# Data lines start

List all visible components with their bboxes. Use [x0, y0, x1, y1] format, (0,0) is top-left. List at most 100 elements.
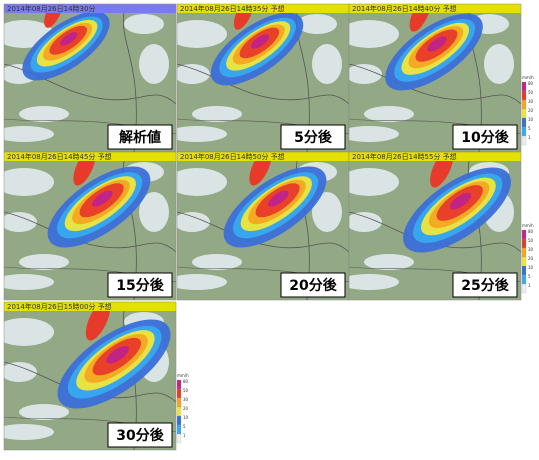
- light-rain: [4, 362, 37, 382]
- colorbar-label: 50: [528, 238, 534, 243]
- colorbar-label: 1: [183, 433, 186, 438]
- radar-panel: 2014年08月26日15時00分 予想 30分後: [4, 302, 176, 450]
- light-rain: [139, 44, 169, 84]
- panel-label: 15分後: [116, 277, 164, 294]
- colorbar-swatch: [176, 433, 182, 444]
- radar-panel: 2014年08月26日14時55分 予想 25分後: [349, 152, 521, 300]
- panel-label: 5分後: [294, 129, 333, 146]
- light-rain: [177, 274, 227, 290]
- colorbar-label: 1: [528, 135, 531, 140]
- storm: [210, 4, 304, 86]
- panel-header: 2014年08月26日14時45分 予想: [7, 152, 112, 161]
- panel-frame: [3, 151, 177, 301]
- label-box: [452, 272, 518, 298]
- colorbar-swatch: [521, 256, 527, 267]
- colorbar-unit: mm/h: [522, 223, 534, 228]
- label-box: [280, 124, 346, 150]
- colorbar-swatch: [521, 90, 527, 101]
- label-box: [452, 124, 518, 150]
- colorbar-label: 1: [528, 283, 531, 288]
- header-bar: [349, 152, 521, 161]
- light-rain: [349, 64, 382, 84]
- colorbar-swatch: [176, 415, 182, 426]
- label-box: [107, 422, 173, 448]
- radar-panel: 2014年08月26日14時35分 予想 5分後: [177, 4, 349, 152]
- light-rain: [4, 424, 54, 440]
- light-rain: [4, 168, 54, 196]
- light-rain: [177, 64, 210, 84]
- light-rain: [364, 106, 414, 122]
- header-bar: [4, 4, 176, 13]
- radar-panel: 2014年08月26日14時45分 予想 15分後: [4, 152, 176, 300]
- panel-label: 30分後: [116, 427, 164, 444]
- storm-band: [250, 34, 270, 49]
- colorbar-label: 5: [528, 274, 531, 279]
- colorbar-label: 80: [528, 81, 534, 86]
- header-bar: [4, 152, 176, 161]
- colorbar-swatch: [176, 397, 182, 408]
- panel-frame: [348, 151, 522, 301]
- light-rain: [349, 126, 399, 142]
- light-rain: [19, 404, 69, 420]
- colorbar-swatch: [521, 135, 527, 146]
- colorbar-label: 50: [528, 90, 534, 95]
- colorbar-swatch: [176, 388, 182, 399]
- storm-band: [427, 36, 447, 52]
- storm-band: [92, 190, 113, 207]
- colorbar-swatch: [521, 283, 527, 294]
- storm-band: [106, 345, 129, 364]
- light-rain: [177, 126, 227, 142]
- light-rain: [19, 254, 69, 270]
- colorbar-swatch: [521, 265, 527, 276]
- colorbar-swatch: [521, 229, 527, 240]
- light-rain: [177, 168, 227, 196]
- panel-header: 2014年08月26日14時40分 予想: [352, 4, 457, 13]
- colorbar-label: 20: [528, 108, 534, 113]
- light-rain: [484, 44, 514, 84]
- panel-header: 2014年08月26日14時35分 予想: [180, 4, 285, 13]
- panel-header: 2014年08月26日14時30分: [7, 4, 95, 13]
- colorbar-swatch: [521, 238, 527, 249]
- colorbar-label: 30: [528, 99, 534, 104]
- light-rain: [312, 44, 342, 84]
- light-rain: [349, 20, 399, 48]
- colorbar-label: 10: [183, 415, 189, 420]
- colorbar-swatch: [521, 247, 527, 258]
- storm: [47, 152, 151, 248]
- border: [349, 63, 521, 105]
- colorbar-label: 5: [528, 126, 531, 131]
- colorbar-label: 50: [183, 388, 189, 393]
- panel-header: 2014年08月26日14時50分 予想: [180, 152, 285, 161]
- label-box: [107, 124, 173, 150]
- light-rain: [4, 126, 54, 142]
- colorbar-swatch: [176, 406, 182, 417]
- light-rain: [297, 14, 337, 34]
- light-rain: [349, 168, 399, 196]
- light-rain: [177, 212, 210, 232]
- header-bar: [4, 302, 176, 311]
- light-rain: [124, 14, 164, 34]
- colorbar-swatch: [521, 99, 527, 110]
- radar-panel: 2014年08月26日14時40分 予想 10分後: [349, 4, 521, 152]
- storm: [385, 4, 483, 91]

# Data lines end

> **Your instructions**:
Write out all of the lines above word for word, leaving out the picture.

> **Task result**:
List all visible components with their bboxes. Use [x0, y0, x1, y1] format, (0,0) is top-left. List at most 100 elements.
- light-rain: [4, 362, 37, 382]
- colorbar-label: 50: [528, 238, 534, 243]
- colorbar-label: 1: [183, 433, 186, 438]
- radar-panel: 2014年08月26日15時00分 予想 30分後: [4, 302, 176, 450]
- light-rain: [139, 44, 169, 84]
- panel-label: 15分後: [116, 277, 164, 294]
- colorbar-swatch: [176, 433, 182, 444]
- radar-panel: 2014年08月26日14時55分 予想 25分後: [349, 152, 521, 300]
- panel-label: 5分後: [294, 129, 333, 146]
- light-rain: [177, 274, 227, 290]
- colorbar-label: 1: [528, 135, 531, 140]
- storm: [210, 4, 304, 86]
- panel-header: 2014年08月26日14時45分 予想: [7, 152, 112, 161]
- panel-frame: [3, 151, 177, 301]
- label-box: [452, 272, 518, 298]
- colorbar-swatch: [521, 256, 527, 267]
- colorbar-unit: mm/h: [522, 223, 534, 228]
- label-box: [280, 124, 346, 150]
- colorbar-swatch: [521, 90, 527, 101]
- label-box: [452, 124, 518, 150]
- colorbar-label: 1: [528, 283, 531, 288]
- header-bar: [349, 152, 521, 161]
- light-rain: [349, 64, 382, 84]
- colorbar-swatch: [176, 415, 182, 426]
- label-box: [107, 422, 173, 448]
- radar-panel: 2014年08月26日14時35分 予想 5分後: [177, 4, 349, 152]
- light-rain: [4, 424, 54, 440]
- light-rain: [4, 168, 54, 196]
- light-rain: [177, 64, 210, 84]
- light-rain: [364, 106, 414, 122]
- header-bar: [4, 4, 176, 13]
- radar-panel: 2014年08月26日14時45分 予想 15分後: [4, 152, 176, 300]
- panel-label: 30分後: [116, 427, 164, 444]
- storm-band: [250, 34, 270, 49]
- colorbar-label: 5: [528, 274, 531, 279]
- colorbar-label: 80: [528, 81, 534, 86]
- header-bar: [4, 152, 176, 161]
- colorbar-swatch: [176, 397, 182, 408]
- panel-frame: [348, 151, 522, 301]
- light-rain: [349, 126, 399, 142]
- light-rain: [19, 404, 69, 420]
- colorbar-swatch: [521, 135, 527, 146]
- colorbar-label: 50: [528, 90, 534, 95]
- colorbar-swatch: [176, 388, 182, 399]
- storm-band: [427, 36, 447, 52]
- storm-band: [92, 190, 113, 207]
- colorbar-swatch: [521, 283, 527, 294]
- storm-band: [106, 345, 129, 364]
- light-rain: [177, 126, 227, 142]
- light-rain: [19, 254, 69, 270]
- colorbar-swatch: [521, 265, 527, 276]
- colorbar-swatch: [521, 229, 527, 240]
- light-rain: [177, 168, 227, 196]
- panel-header: 2014年08月26日14時40分 予想: [352, 4, 457, 13]
- colorbar-label: 20: [528, 108, 534, 113]
- light-rain: [484, 44, 514, 84]
- panel-header: 2014年08月26日14時35分 予想: [180, 4, 285, 13]
- panel-header: 2014年08月26日14時30分: [7, 4, 95, 13]
- colorbar-swatch: [521, 238, 527, 249]
- colorbar-label: 30: [528, 99, 534, 104]
- light-rain: [312, 44, 342, 84]
- light-rain: [349, 20, 399, 48]
- colorbar-label: 10: [183, 415, 189, 420]
- colorbar-swatch: [521, 247, 527, 258]
- storm: [47, 152, 151, 248]
- border: [349, 63, 521, 105]
- colorbar-label: 5: [528, 126, 531, 131]
- colorbar-label: 50: [183, 388, 189, 393]
- panel-header: 2014年08月26日14時50分 予想: [180, 152, 285, 161]
- label-box: [107, 124, 173, 150]
- light-rain: [4, 126, 54, 142]
- colorbar-swatch: [176, 406, 182, 417]
- light-rain: [297, 14, 337, 34]
- light-rain: [349, 168, 399, 196]
- light-rain: [177, 212, 210, 232]
- header-bar: [4, 302, 176, 311]
- light-rain: [124, 14, 164, 34]
- colorbar-swatch: [521, 99, 527, 110]
- radar-panel: 2014年08月26日14時40分 予想 10分後: [349, 4, 521, 152]
- storm: [385, 4, 483, 91]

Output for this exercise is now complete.